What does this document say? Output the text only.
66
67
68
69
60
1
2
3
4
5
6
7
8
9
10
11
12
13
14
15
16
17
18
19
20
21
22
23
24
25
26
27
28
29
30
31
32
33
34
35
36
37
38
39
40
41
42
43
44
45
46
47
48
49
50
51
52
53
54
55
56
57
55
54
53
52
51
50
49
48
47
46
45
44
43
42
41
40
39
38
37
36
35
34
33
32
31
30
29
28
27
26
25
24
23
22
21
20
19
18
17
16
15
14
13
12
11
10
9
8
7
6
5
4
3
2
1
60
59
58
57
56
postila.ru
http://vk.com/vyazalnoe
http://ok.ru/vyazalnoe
....................
**Goal:**
All of the material above needs to be retyped word for word.

**Response below:**
What does this document say? Output the text only.
66
67
68
69
60
1
2
3
4
5
6
7
8
9
10
11
12
13
14
15
16
17
18
19
20
21
22
23
24
25
26
27
28
29
30
31
32
33
34
35
36
37
38
39
40
41
42
43
44
45
46
47
48
49
50
51
52
53
54
55
56
57
55
54
53
52
51
50
49
48
47
46
45
44
43
42
41
40
39
38
37
36
35
34
33
32
31
30
29
28
27
26
25
24
23
22
21
20
19
18
17
16
15
14
13
12
11
10
9
8
7
6
5
4
3
2
1
60
59
58
57
56
postila.ru
http://vk.com/vyazalnoe
http://ok.ru/vyazalnoe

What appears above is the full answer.